Exercise brief: Omit the images, then print each record below exactly as it reads.

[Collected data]

◆ ◆ ◆ ◆

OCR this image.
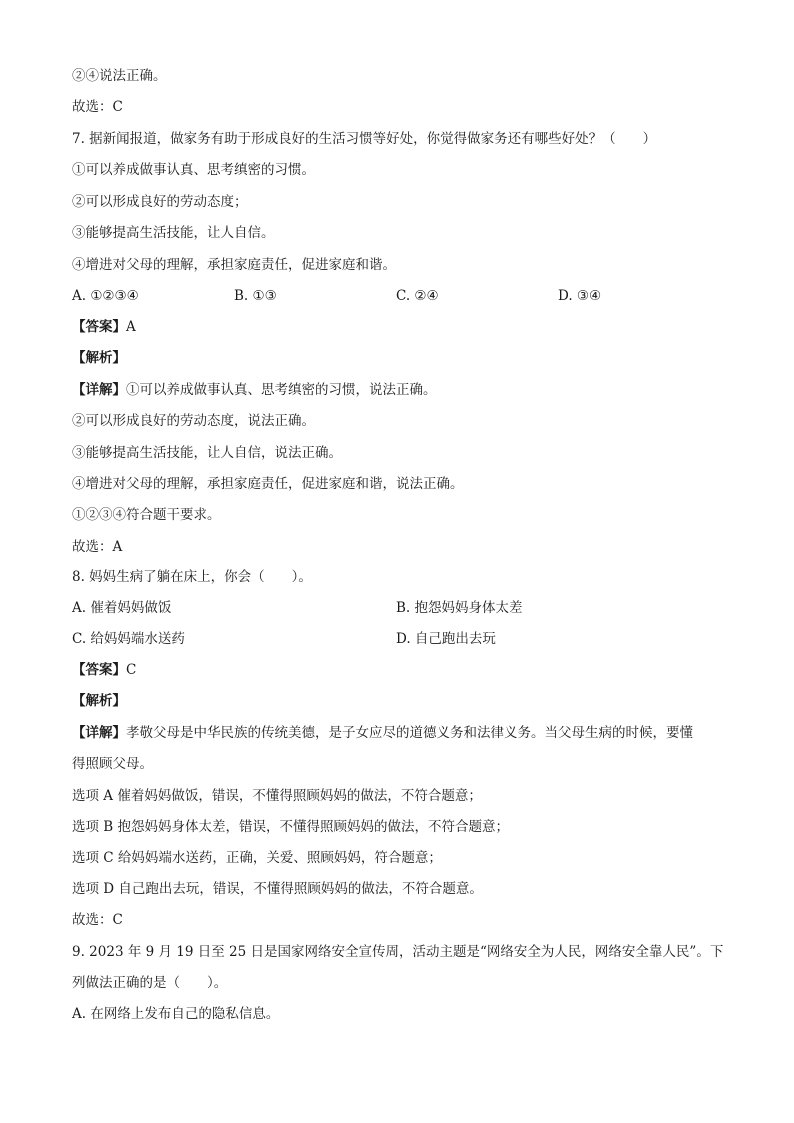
②④说法正确。
故选：C
7. 据新闻报道，做家务有助于形成良好的生活习惯等好处，你觉得做家务还有哪些好处？（　　）
①可以养成做事认真、思考缜密的习惯。
②可以形成良好的劳动态度；
③能够提高生活技能，让人自信。
④增进对父母的理解，承担家庭责任，促进家庭和谐。
A. ①②③④	B. ①③	C. ②④	D. ③④
【答案】A
【解析】
【详解】①可以养成做事认真、思考缜密的习惯，说法正确。
②可以形成良好的劳动态度，说法正确。
③能够提高生活技能，让人自信，说法正确。
④增进对父母的理解，承担家庭责任，促进家庭和谐，说法正确。
①②③④符合题干要求。
故选：A
8. 妈妈生病了躺在床上，你会（　　）。
A. 催着妈妈做饭	B. 抱怨妈妈身体太差
C. 给妈妈端水送药	D. 自己跑出去玩
【答案】C
【解析】
【详解】孝敬父母是中华民族的传统美德，是子女应尽的道德义务和法律义务。当父母生病的时候，要懂
得照顾父母。
选项 A 催着妈妈做饭，错误，不懂得照顾妈妈的做法，不符合题意；
选项 B 抱怨妈妈身体太差，错误，不懂得照顾妈妈的做法，不符合题意；
选项 C 给妈妈端水送药，正确，关爱、照顾妈妈，符合题意；
选项 D 自己跑出去玩，错误，不懂得照顾妈妈的做法，不符合题意。
故选：C
9. 2023 年 9 月 19 日至 25 日是国家网络安全宣传周，活动主题是“网络安全为人民，网络安全靠人民”。下
列做法正确的是（　　）。
A. 在网络上发布自己的隐私信息。
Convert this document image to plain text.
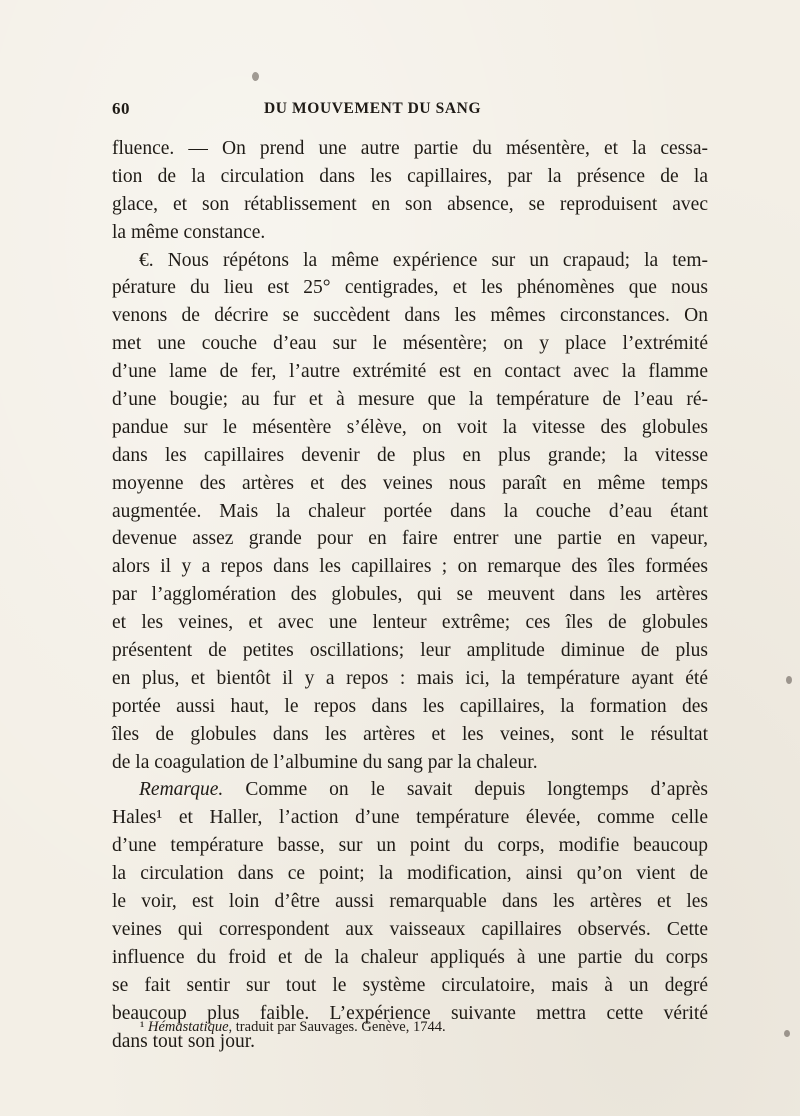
60	DU MOUVEMENT DU SANG
fluence. — On prend une autre partie du mésentère, et la cessa-
tion de la circulation dans les capillaires, par la présence de la
glace, et son rétablissement en son absence, se reproduisent avec
la même constance.
€. Nous répétons la même expérience sur un crapaud; la tem-
pérature du lieu est 25° centigrades, et les phénomènes que nous
venons de décrire se succèdent dans les mêmes circonstances. On
met une couche d’eau sur le mésentère; on y place l’extrémité
d’une lame de fer, l’autre extrémité est en contact avec la flamme
d’une bougie; au fur et à mesure que la température de l’eau ré-
pandue sur le mésentère s’élève, on voit la vitesse des globules
dans les capillaires devenir de plus en plus grande; la vitesse
moyenne des artères et des veines nous paraît en même temps
augmentée. Mais la chaleur portée dans la couche d’eau étant
devenue assez grande pour en faire entrer une partie en vapeur,
alors il y a repos dans les capillaires ; on remarque des îles formées
par l’agglomération des globules, qui se meuvent dans les artères
et les veines, et avec une lenteur extrême; ces îles de globules
présentent de petites oscillations; leur amplitude diminue de plus
en plus, et bientôt il y a repos : mais ici, la température ayant été
portée aussi haut, le repos dans les capillaires, la formation des
îles de globules dans les artères et les veines, sont le résultat
de la coagulation de l’albumine du sang par la chaleur.
Remarque. Comme on le savait depuis longtemps d’après
Hales¹ et Haller, l’action d’une température élevée, comme celle
d’une température basse, sur un point du corps, modifie beaucoup
la circulation dans ce point; la modification, ainsi qu’on vient de
le voir, est loin d’être aussi remarquable dans les artères et les
veines qui correspondent aux vaisseaux capillaires observés. Cette
influence du froid et de la chaleur appliqués à une partie du corps
se fait sentir sur tout le système circulatoire, mais à un degré
beaucoup plus faible. L’expérience suivante mettra cette vérité
dans tout son jour.
¹ Hémastatique, traduit par Sauvages. Genève, 1744.
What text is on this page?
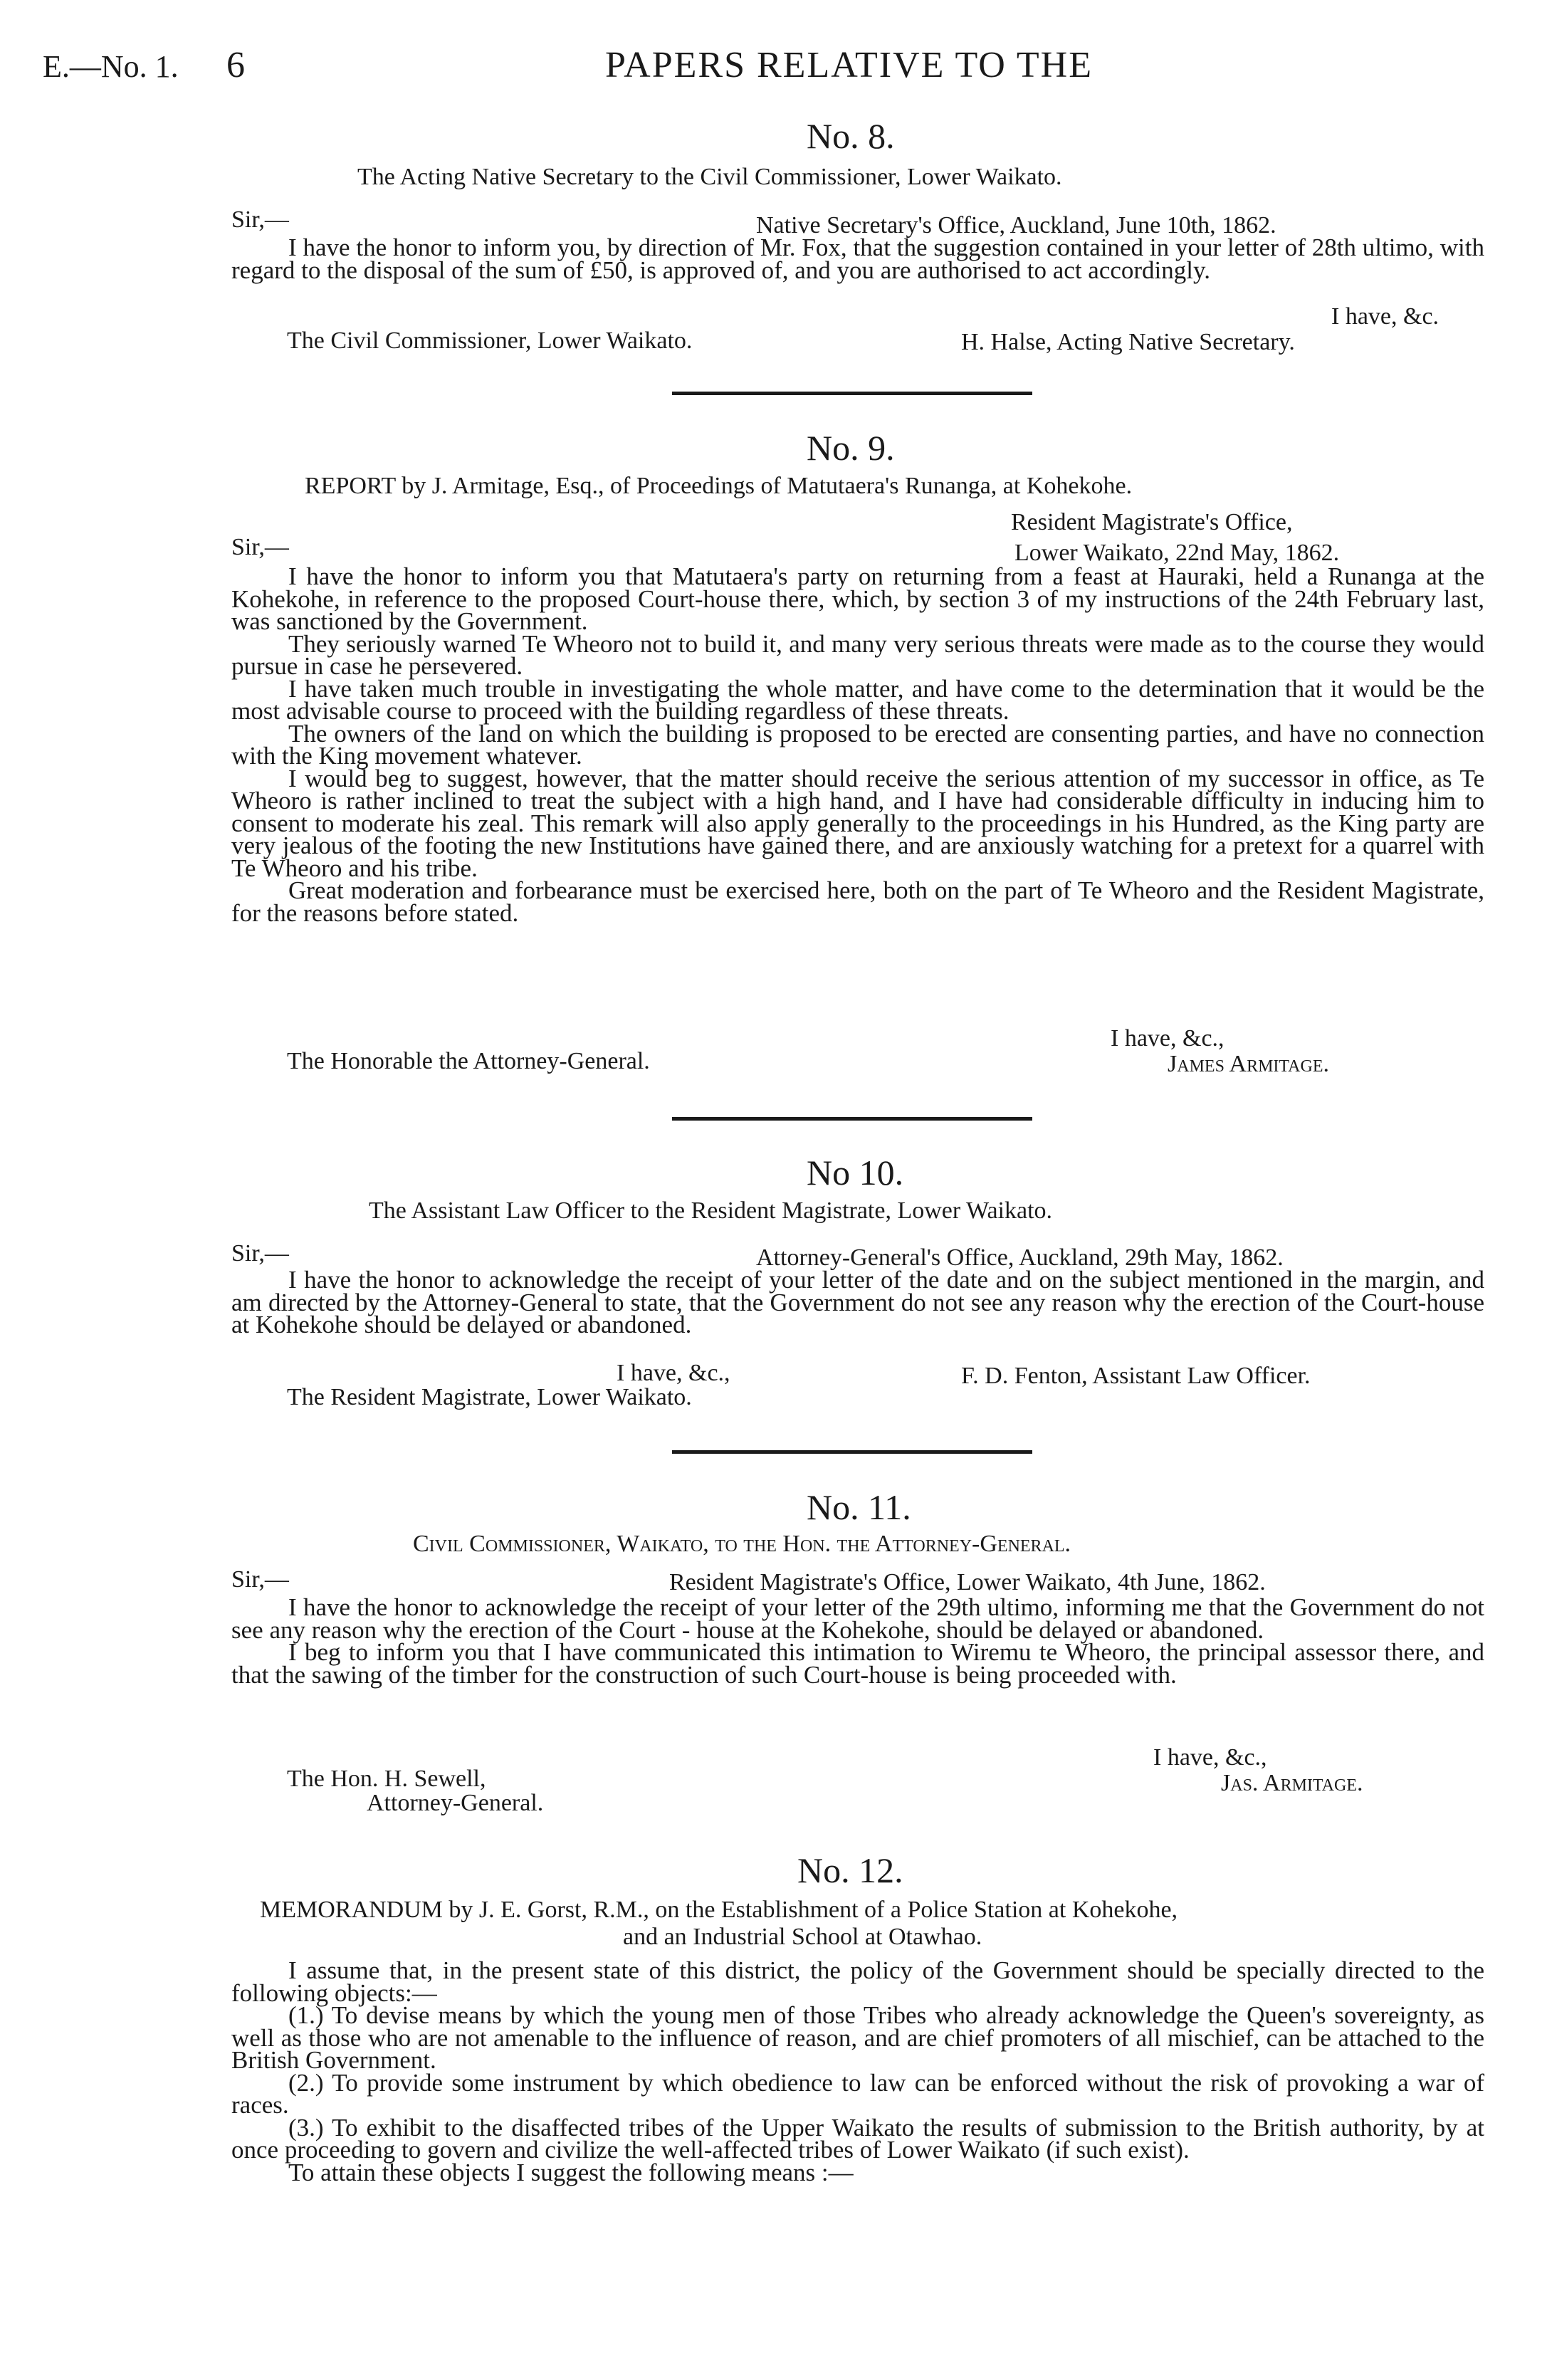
E.—No. 1. 6	PAPERS RELATIVE TO THE
No. 8.
The Acting Native Secretary to the Civil Commissioner, Lower Waikato.
Sir,—	Native Secretary's Office, Auckland, June 10th, 1862.

I have the honor to inform you, by direction of Mr. Fox, that the suggestion contained in your letter of 28th ultimo, with regard to the disposal of the sum of £50, is approved of, and you are authorised to act accordingly.

I have, &c.
The Civil Commissioner, Lower Waikato.	H. Halse, Acting Native Secretary.
No. 9.
REPORT by J. Armitage, Esq., of Proceedings of Matutaera's Runanga, at Kohekohe.
Resident Magistrate's Office,
Sir,—	Lower Waikato, 22nd May, 1862.

I have the honor to inform you that Matutaera's party on returning from a feast at Hauraki, held a Runanga at the Kohekohe, in reference to the proposed Court-house there, which, by section 3 of my instructions of the 24th February last, was sanctioned by the Government.

They seriously warned Te Wheoro not to build it, and many very serious threats were made as to the course they would pursue in case he persevered.

I have taken much trouble in investigating the whole matter, and have come to the determination that it would be the most advisable course to proceed with the building regardless of these threats.

The owners of the land on which the building is proposed to be erected are consenting parties, and have no connection with the King movement whatever.

I would beg to suggest, however, that the matter should receive the serious attention of my successor in office, as Te Wheoro is rather inclined to treat the subject with a high hand, and I have had considerable difficulty in inducing him to consent to moderate his zeal. This remark will also apply generally to the proceedings in his Hundred, as the King party are very jealous of the footing the new Institutions have gained there, and are anxiously watching for a pretext for a quarrel with Te Wheoro and his tribe.

Great moderation and forbearance must be exercised here, both on the part of Te Wheoro and the Resident Magistrate, for the reasons before stated.

I have, &c.,
The Honorable the Attorney-General.	James Armitage.
No 10.
The Assistant Law Officer to the Resident Magistrate, Lower Waikato.
Sir,—	Attorney-General's Office, Auckland, 29th May, 1862.

I have the honor to acknowledge the receipt of your letter of the date and on the subject mentioned in the margin, and am directed by the Attorney-General to state, that the Government do not see any reason why the erection of the Court-house at Kohekohe should be delayed or abandoned.

I have, &c.,	F. D. Fenton, Assistant Law Officer.
The Resident Magistrate, Lower Waikato.
No. 11.
Civil Commissioner, Waikato, to the Hon. the Attorney-General.
Sir,—	Resident Magistrate's Office, Lower Waikato, 4th June, 1862.

I have the honor to acknowledge the receipt of your letter of the 29th ultimo, informing me that the Government do not see any reason why the erection of the Court - house at the Kohekohe, should be delayed or abandoned.

I beg to inform you that I have communicated this intimation to Wiremu te Wheoro, the principal assessor there, and that the sawing of the timber for the construction of such Court-house is being proceeded with.

I have, &c.,
The Hon. H. Sewell,	Jas. Armitage.
Attorney-General.
No. 12.
MEMORANDUM by J. E. Gorst, R.M., on the Establishment of a Police Station at Kohekohe,
and an Industrial School at Otawhao.

I assume that, in the present state of this district, the policy of the Government should be specially directed to the following objects:—

(1.) To devise means by which the young men of those Tribes who already acknowledge the Queen's sovereignty, as well as those who are not amenable to the influence of reason, and are chief promoters of all mischief, can be attached to the British Government.

(2.) To provide some instrument by which obedience to law can be enforced without the risk of provoking a war of races.

(3.) To exhibit to the disaffected tribes of the Upper Waikato the results of submission to the British authority, by at once proceeding to govern and civilize the well-affected tribes of Lower Waikato (if such exist).

To attain these objects I suggest the following means :—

◆ ◆ ◆ ◆

The response:
OCR this image.
②④说法正确。
故选：C
7. 据新闻报道，做家务有助于形成良好的生活习惯等好处，你觉得做家务还有哪些好处？（　　）
①可以养成做事认真、思考缜密的习惯。
②可以形成良好的劳动态度；
③能够提高生活技能，让人自信。
④增进对父母的理解，承担家庭责任，促进家庭和谐。
A. ①②③④	B. ①③	C. ②④	D. ③④
【答案】A
【解析】
【详解】①可以养成做事认真、思考缜密的习惯，说法正确。
②可以形成良好的劳动态度，说法正确。
③能够提高生活技能，让人自信，说法正确。
④增进对父母的理解，承担家庭责任，促进家庭和谐，说法正确。
①②③④符合题干要求。
故选：A
8. 妈妈生病了躺在床上，你会（　　）。
A. 催着妈妈做饭	B. 抱怨妈妈身体太差
C. 给妈妈端水送药	D. 自己跑出去玩
【答案】C
【解析】
【详解】孝敬父母是中华民族的传统美德，是子女应尽的道德义务和法律义务。当父母生病的时候，要懂
得照顾父母。
选项 A 催着妈妈做饭，错误，不懂得照顾妈妈的做法，不符合题意；
选项 B 抱怨妈妈身体太差，错误，不懂得照顾妈妈的做法，不符合题意；
选项 C 给妈妈端水送药，正确，关爱、照顾妈妈，符合题意；
选项 D 自己跑出去玩，错误，不懂得照顾妈妈的做法，不符合题意。
故选：C
9. 2023 年 9 月 19 日至 25 日是国家网络安全宣传周，活动主题是“网络安全为人民，网络安全靠人民”。下
列做法正确的是（　　）。
A. 在网络上发布自己的隐私信息。
Convert this document image to plain text.
60	DU MOUVEMENT DU SANG
fluence. — On prend une autre partie du mésentère, et la cessa-
tion de la circulation dans les capillaires, par la présence de la
glace, et son rétablissement en son absence, se reproduisent avec
la même constance.
€. Nous répétons la même expérience sur un crapaud; la tem-
pérature du lieu est 25° centigrades, et les phénomènes que nous
venons de décrire se succèdent dans les mêmes circonstances. On
met une couche d’eau sur le mésentère; on y place l’extrémité
d’une lame de fer, l’autre extrémité est en contact avec la flamme
d’une bougie; au fur et à mesure que la température de l’eau ré-
pandue sur le mésentère s’élève, on voit la vitesse des globules
dans les capillaires devenir de plus en plus grande; la vitesse
moyenne des artères et des veines nous paraît en même temps
augmentée. Mais la chaleur portée dans la couche d’eau étant
devenue assez grande pour en faire entrer une partie en vapeur,
alors il y a repos dans les capillaires ; on remarque des îles formées
par l’agglomération des globules, qui se meuvent dans les artères
et les veines, et avec une lenteur extrême; ces îles de globules
présentent de petites oscillations; leur amplitude diminue de plus
en plus, et bientôt il y a repos : mais ici, la température ayant été
portée aussi haut, le repos dans les capillaires, la formation des
îles de globules dans les artères et les veines, sont le résultat
de la coagulation de l’albumine du sang par la chaleur.
Remarque. Comme on le savait depuis longtemps d’après
Hales¹ et Haller, l’action d’une température élevée, comme celle
d’une température basse, sur un point du corps, modifie beaucoup
la circulation dans ce point; la modification, ainsi qu’on vient de
le voir, est loin d’être aussi remarquable dans les artères et les
veines qui correspondent aux vaisseaux capillaires observés. Cette
influence du froid et de la chaleur appliqués à une partie du corps
se fait sentir sur tout le système circulatoire, mais à un degré
beaucoup plus faible. L’expérience suivante mettra cette vérité
dans tout son jour.
¹ Hémastatique, traduit par Sauvages. Genève, 1744.
What text is on this page?
E.—No. 1. 6	PAPERS RELATIVE TO THE
No. 8.
The Acting Native Secretary to the Civil Commissioner, Lower Waikato.
Sir,—	Native Secretary's Office, Auckland, June 10th, 1862.

I have the honor to inform you, by direction of Mr. Fox, that the suggestion contained in your letter of 28th ultimo, with regard to the disposal of the sum of £50, is approved of, and you are authorised to act accordingly.

I have, &c.
The Civil Commissioner, Lower Waikato.	H. Halse, Acting Native Secretary.
No. 9.
REPORT by J. Armitage, Esq., of Proceedings of Matutaera's Runanga, at Kohekohe.
Resident Magistrate's Office,
Sir,—	Lower Waikato, 22nd May, 1862.

I have the honor to inform you that Matutaera's party on returning from a feast at Hauraki, held a Runanga at the Kohekohe, in reference to the proposed Court-house there, which, by section 3 of my instructions of the 24th February last, was sanctioned by the Government.

They seriously warned Te Wheoro not to build it, and many very serious threats were made as to the course they would pursue in case he persevered.

I have taken much trouble in investigating the whole matter, and have come to the determination that it would be the most advisable course to proceed with the building regardless of these threats.

The owners of the land on which the building is proposed to be erected are consenting parties, and have no connection with the King movement whatever.

I would beg to suggest, however, that the matter should receive the serious attention of my successor in office, as Te Wheoro is rather inclined to treat the subject with a high hand, and I have had considerable difficulty in inducing him to consent to moderate his zeal. This remark will also apply generally to the proceedings in his Hundred, as the King party are very jealous of the footing the new Institutions have gained there, and are anxiously watching for a pretext for a quarrel with Te Wheoro and his tribe.

Great moderation and forbearance must be exercised here, both on the part of Te Wheoro and the Resident Magistrate, for the reasons before stated.

I have, &c.,
The Honorable the Attorney-General.	James Armitage.
No 10.
The Assistant Law Officer to the Resident Magistrate, Lower Waikato.
Sir,—	Attorney-General's Office, Auckland, 29th May, 1862.

I have the honor to acknowledge the receipt of your letter of the date and on the subject mentioned in the margin, and am directed by the Attorney-General to state, that the Government do not see any reason why the erection of the Court-house at Kohekohe should be delayed or abandoned.

I have, &c.,	F. D. Fenton, Assistant Law Officer.
The Resident Magistrate, Lower Waikato.
No. 11.
Civil Commissioner, Waikato, to the Hon. the Attorney-General.
Sir,—	Resident Magistrate's Office, Lower Waikato, 4th June, 1862.

I have the honor to acknowledge the receipt of your letter of the 29th ultimo, informing me that the Government do not see any reason why the erection of the Court - house at the Kohekohe, should be delayed or abandoned.

I beg to inform you that I have communicated this intimation to Wiremu te Wheoro, the principal assessor there, and that the sawing of the timber for the construction of such Court-house is being proceeded with.

I have, &c.,
The Hon. H. Sewell,	Jas. Armitage.
Attorney-General.
No. 12.
MEMORANDUM by J. E. Gorst, R.M., on the Establishment of a Police Station at Kohekohe,
and an Industrial School at Otawhao.

I assume that, in the present state of this district, the policy of the Government should be specially directed to the following objects:—

(1.) To devise means by which the young men of those Tribes who already acknowledge the Queen's sovereignty, as well as those who are not amenable to the influence of reason, and are chief promoters of all mischief, can be attached to the British Government.

(2.) To provide some instrument by which obedience to law can be enforced without the risk of provoking a war of races.

(3.) To exhibit to the disaffected tribes of the Upper Waikato the results of submission to the British authority, by at once proceeding to govern and civilize the well-affected tribes of Lower Waikato (if such exist).

To attain these objects I suggest the following means :—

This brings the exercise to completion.